Pictures stay out of the copy; restate everything else in the material exactly.
○ ○ ○
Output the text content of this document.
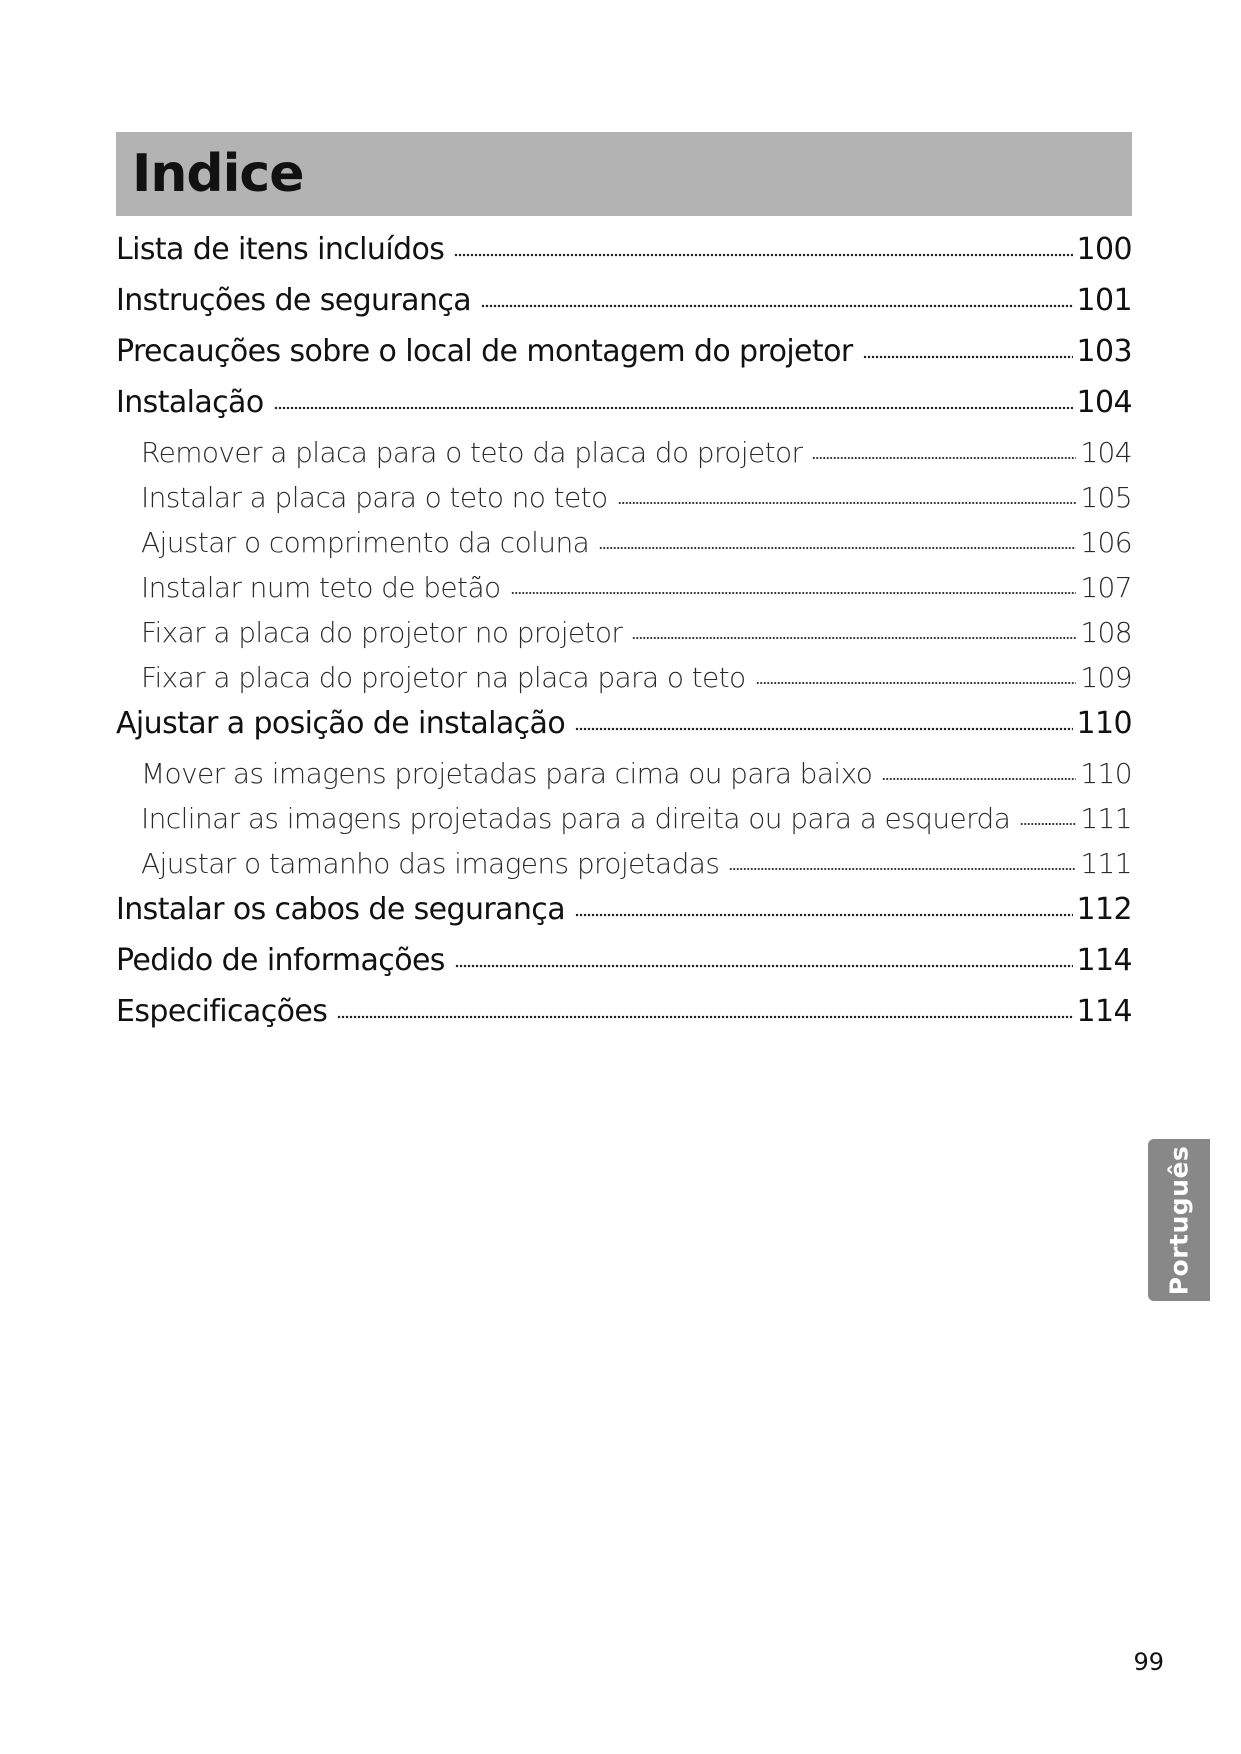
Indice
Lista de itens incluídos	100
Instruções de segurança	101
Precauções sobre o local de montagem do projetor	103
Instalação	104
Remover a placa para o teto da placa do projetor	104
Instalar a placa para o teto no teto	105
Ajustar o comprimento da coluna	106
Instalar num teto de betão	107
Fixar a placa do projetor no projetor	108
Fixar a placa do projetor na placa para o teto	109
Ajustar a posição de instalação	110
Mover as imagens projetadas para cima ou para baixo	110
Inclinar as imagens projetadas para a direita ou para a esquerda	111
Ajustar o tamanho das imagens projetadas	111
Instalar os cabos de segurança	112
Pedido de informações	114
Especificações	114
Português
99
○ ○ ○
• _Task response_
Output the text content of this document.
Indice
Lista de itens incluídos	100
Instruções de segurança	101
Precauções sobre o local de montagem do projetor	103
Instalação	104
Remover a placa para o teto da placa do projetor	104
Instalar a placa para o teto no teto	105
Ajustar o comprimento da coluna	106
Instalar num teto de betão	107
Fixar a placa do projetor no projetor	108
Fixar a placa do projetor na placa para o teto	109
Ajustar a posição de instalação	110
Mover as imagens projetadas para cima ou para baixo	110
Inclinar as imagens projetadas para a direita ou para a esquerda	111
Ajustar o tamanho das imagens projetadas	111
Instalar os cabos de segurança	112
Pedido de informações	114
Especificações	114
Português
99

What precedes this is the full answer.